→ Work required
Take every line from the listing below that includes "Connor" and copy it.
--- START Entries shown ---
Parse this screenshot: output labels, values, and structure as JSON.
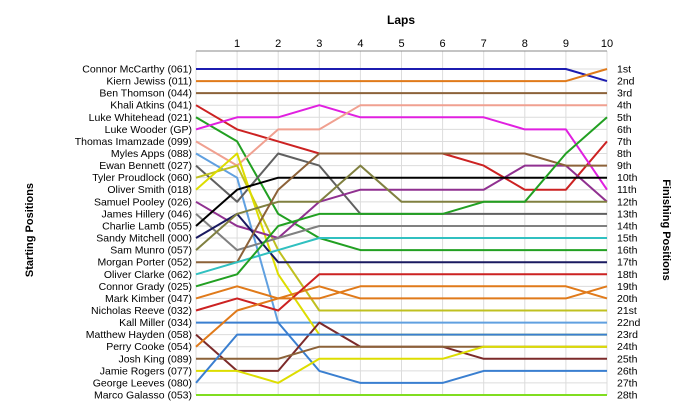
{
  "chart_data": {
    "type": "line",
    "title": "Laps",
    "ylabel_left": "Starting Positions",
    "ylabel_right": "Finishing Positions",
    "x": [
      0,
      1,
      2,
      3,
      4,
      5,
      6,
      7,
      8,
      9,
      10
    ],
    "x_tick_labels": [
      "1",
      "2",
      "3",
      "4",
      "5",
      "6",
      "7",
      "8",
      "9",
      "10"
    ],
    "grid": true,
    "starting_order": [
      "Connor McCarthy (061)",
      "Kiern Jewiss (011)",
      "Ben Thomson (044)",
      "Khali Atkins (041)",
      "Luke Whitehead (021)",
      "Luke Wooder (GP)",
      "Thomas Imamzade (099)",
      "Myles Apps (088)",
      "Ewan Bennett (027)",
      "Tyler Proudlock (060)",
      "Oliver Smith (018)",
      "Samuel Pooley (026)",
      "James Hillery (046)",
      "Charlie Lamb (055)",
      "Sandy Mitchell (000)",
      "Sam Munro (057)",
      "Morgan Porter (052)",
      "Oliver Clarke (062)",
      "Connor Grady (025)",
      "Mark Kimber (047)",
      "Nicholas Reeve (032)",
      "Kall Miller (034)",
      "Matthew Hayden (058)",
      "Perry Cooke (054)",
      "Josh King (089)",
      "Jamie Rogers (077)",
      "George Leeves (080)",
      "Marco Galasso (053)"
    ],
    "finishing_positions": [
      "1st",
      "2nd",
      "3rd",
      "4th",
      "5th",
      "6th",
      "7th",
      "8th",
      "9th",
      "10th",
      "11th",
      "12th",
      "13th",
      "14th",
      "15th",
      "16th",
      "17th",
      "18th",
      "19th",
      "20th",
      "21st",
      "22nd",
      "23rd",
      "24th",
      "25th",
      "26th",
      "27th",
      "28th"
    ],
    "series": [
      {
        "color": "#1c1cb0",
        "values": [
          1,
          1,
          1,
          1,
          1,
          1,
          1,
          1,
          1,
          1,
          2
        ]
      },
      {
        "color": "#e07a1a",
        "values": [
          2,
          2,
          2,
          2,
          2,
          2,
          2,
          2,
          2,
          2,
          1
        ]
      },
      {
        "color": "#8c6239",
        "values": [
          3,
          3,
          3,
          3,
          3,
          3,
          3,
          3,
          3,
          3,
          3
        ]
      },
      {
        "color": "#cc2222",
        "values": [
          4,
          6,
          7,
          8,
          8,
          8,
          8,
          9,
          11,
          11,
          7
        ]
      },
      {
        "color": "#22a022",
        "values": [
          5,
          7,
          13,
          15,
          16,
          16,
          16,
          16,
          16,
          16,
          16
        ]
      },
      {
        "color": "#e020e0",
        "values": [
          6,
          5,
          5,
          4,
          5,
          5,
          5,
          5,
          6,
          6,
          11
        ]
      },
      {
        "color": "#f0a090",
        "values": [
          7,
          9,
          6,
          6,
          4,
          4,
          4,
          4,
          4,
          4,
          4
        ]
      },
      {
        "color": "#60a0e0",
        "values": [
          8,
          10,
          22,
          22,
          22,
          22,
          22,
          22,
          22,
          22,
          22
        ]
      },
      {
        "color": "#606060",
        "values": [
          9,
          12,
          8,
          9,
          13,
          13,
          13,
          13,
          13,
          13,
          13
        ]
      },
      {
        "color": "#c0c020",
        "values": [
          10,
          9,
          16,
          21,
          21,
          21,
          21,
          21,
          21,
          21,
          21
        ]
      },
      {
        "color": "#dddd00",
        "values": [
          11,
          8,
          18,
          23,
          23,
          23,
          23,
          23,
          23,
          23,
          23
        ]
      },
      {
        "color": "#903090",
        "values": [
          12,
          14,
          15,
          12,
          11,
          11,
          11,
          11,
          9,
          9,
          12
        ]
      },
      {
        "color": "#808080",
        "values": [
          13,
          16,
          15,
          14,
          14,
          14,
          14,
          14,
          14,
          14,
          14
        ]
      },
      {
        "color": "#000000",
        "values": [
          14,
          11,
          10,
          10,
          10,
          10,
          10,
          10,
          10,
          10,
          10
        ]
      },
      {
        "color": "#1a1a60",
        "values": [
          15,
          13,
          17,
          17,
          17,
          17,
          17,
          17,
          17,
          17,
          17
        ]
      },
      {
        "color": "#808040",
        "values": [
          16,
          13,
          12,
          12,
          9,
          12,
          12,
          12,
          12,
          12,
          12
        ]
      },
      {
        "color": "#8c6239",
        "values": [
          17,
          17,
          11,
          8,
          8,
          8,
          8,
          8,
          8,
          9,
          9
        ]
      },
      {
        "color": "#30c0c0",
        "values": [
          18,
          17,
          16,
          15,
          15,
          15,
          15,
          15,
          15,
          15,
          15
        ]
      },
      {
        "color": "#22a022",
        "values": [
          19,
          18,
          14,
          13,
          13,
          13,
          13,
          12,
          12,
          8,
          5
        ]
      },
      {
        "color": "#e07a1a",
        "values": [
          20,
          19,
          20,
          19,
          20,
          20,
          20,
          20,
          20,
          20,
          19
        ]
      },
      {
        "color": "#cc2222",
        "values": [
          21,
          20,
          21,
          18,
          18,
          18,
          18,
          18,
          18,
          18,
          18
        ]
      },
      {
        "color": "#3a7fd0",
        "values": [
          22,
          22,
          22,
          26,
          27,
          27,
          27,
          26,
          26,
          26,
          26
        ]
      },
      {
        "color": "#7c2a2a",
        "values": [
          23,
          26,
          26,
          22,
          24,
          24,
          24,
          25,
          25,
          25,
          25
        ]
      },
      {
        "color": "#e07a1a",
        "values": [
          24,
          21,
          20,
          20,
          19,
          19,
          19,
          19,
          19,
          19,
          20
        ]
      },
      {
        "color": "#8c6239",
        "values": [
          25,
          25,
          25,
          24,
          24,
          24,
          24,
          24,
          24,
          24,
          24
        ]
      },
      {
        "color": "#dddd00",
        "values": [
          26,
          26,
          27,
          25,
          25,
          25,
          25,
          24,
          24,
          24,
          24
        ]
      },
      {
        "color": "#3a7fd0",
        "values": [
          27,
          23,
          23,
          23,
          23,
          23,
          23,
          23,
          23,
          23,
          23
        ]
      },
      {
        "color": "#80dd20",
        "values": [
          28,
          28,
          28,
          28,
          28,
          28,
          28,
          28,
          28,
          28,
          28
        ]
      }
    ]
  }
}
--- END Entries shown ---
→ Correct answer
      "Connor McCarthy (061)",
      "Connor Grady (025)",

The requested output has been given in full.